Dataset items:

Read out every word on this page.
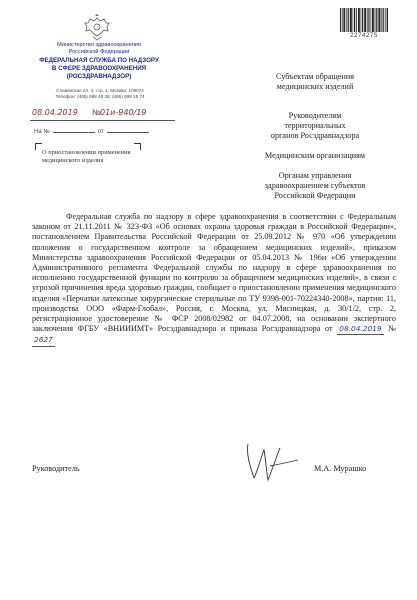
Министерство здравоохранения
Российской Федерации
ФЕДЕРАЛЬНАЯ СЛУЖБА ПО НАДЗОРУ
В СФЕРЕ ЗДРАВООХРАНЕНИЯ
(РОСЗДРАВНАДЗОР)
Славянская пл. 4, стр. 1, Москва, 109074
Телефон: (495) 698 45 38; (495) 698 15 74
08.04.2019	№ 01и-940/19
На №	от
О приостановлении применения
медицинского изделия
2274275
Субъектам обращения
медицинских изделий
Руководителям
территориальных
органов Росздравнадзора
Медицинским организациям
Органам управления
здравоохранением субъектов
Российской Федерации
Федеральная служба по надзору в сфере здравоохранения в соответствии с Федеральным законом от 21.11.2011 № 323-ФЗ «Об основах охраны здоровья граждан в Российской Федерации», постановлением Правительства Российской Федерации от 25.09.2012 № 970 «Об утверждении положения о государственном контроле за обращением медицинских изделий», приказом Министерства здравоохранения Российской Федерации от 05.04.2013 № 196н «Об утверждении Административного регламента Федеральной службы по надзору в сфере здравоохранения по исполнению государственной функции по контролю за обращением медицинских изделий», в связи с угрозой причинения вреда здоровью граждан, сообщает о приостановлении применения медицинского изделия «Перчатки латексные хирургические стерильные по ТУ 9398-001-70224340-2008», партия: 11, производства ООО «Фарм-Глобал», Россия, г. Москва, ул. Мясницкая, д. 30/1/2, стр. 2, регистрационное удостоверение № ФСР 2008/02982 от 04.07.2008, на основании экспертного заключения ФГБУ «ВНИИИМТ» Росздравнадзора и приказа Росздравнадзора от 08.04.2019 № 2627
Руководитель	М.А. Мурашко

Problem to solve ▸
Figure out how many lines of the data above include "изделий", then give the number and nothing more.

Output ▸
2